MATERIAL SUPPLIED -

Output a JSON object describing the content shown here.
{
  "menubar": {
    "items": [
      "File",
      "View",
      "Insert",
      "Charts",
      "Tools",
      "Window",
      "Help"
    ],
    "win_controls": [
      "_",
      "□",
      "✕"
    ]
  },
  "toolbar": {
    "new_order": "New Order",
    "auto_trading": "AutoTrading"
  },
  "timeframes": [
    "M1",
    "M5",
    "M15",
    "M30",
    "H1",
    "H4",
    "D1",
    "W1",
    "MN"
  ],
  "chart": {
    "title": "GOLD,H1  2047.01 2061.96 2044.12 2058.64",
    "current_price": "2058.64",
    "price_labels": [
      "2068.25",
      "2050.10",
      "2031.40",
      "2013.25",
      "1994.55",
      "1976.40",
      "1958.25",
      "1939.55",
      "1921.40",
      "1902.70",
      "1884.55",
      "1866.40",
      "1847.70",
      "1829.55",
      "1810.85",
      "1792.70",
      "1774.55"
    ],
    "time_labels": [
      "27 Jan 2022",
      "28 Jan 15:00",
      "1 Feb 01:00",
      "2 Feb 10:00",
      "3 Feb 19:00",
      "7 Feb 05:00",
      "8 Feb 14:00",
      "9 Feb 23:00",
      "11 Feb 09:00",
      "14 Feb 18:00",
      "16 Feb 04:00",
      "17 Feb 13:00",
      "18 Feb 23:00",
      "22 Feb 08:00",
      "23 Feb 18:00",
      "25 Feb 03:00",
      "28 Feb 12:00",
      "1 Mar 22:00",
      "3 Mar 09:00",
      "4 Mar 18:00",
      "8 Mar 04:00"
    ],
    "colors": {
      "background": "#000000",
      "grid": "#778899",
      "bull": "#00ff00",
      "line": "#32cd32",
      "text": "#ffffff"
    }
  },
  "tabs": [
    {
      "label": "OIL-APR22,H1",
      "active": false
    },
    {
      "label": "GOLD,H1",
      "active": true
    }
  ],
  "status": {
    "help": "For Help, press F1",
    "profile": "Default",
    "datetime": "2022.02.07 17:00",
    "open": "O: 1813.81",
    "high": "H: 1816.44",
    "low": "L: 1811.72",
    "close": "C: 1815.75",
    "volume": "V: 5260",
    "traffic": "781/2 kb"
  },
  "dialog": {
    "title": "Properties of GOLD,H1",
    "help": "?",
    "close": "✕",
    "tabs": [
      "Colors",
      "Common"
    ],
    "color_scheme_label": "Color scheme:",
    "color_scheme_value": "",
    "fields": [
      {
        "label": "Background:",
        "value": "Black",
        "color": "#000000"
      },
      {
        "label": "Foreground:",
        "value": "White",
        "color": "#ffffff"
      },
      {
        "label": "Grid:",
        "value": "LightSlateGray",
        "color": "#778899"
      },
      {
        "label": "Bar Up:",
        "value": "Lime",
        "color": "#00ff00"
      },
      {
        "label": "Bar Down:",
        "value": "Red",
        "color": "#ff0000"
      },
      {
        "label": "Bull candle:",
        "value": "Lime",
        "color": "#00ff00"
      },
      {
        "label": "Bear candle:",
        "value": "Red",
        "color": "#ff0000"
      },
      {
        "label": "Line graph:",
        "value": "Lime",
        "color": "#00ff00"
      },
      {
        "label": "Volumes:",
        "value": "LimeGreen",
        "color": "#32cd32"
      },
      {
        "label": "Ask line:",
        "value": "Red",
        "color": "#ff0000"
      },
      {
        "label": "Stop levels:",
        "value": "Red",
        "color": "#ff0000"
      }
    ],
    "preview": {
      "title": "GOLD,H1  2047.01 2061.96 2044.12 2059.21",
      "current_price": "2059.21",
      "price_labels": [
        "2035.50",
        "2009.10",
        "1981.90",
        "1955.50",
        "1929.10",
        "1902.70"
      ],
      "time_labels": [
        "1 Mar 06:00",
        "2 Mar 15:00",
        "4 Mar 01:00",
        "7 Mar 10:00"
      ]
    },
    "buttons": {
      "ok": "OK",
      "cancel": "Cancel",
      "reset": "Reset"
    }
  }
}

YOUR TASK -
Scan the material above. Copy each line where "GOLD" occurs.

RESULT BELOW -
    "title": "GOLD,H1  2047.01 2061.96 2044.12 2058.64",
      "label": "GOLD,H1",
    "title": "Properties of GOLD,H1",
      "title": "GOLD,H1  2047.01 2061.96 2044.12 2059.21",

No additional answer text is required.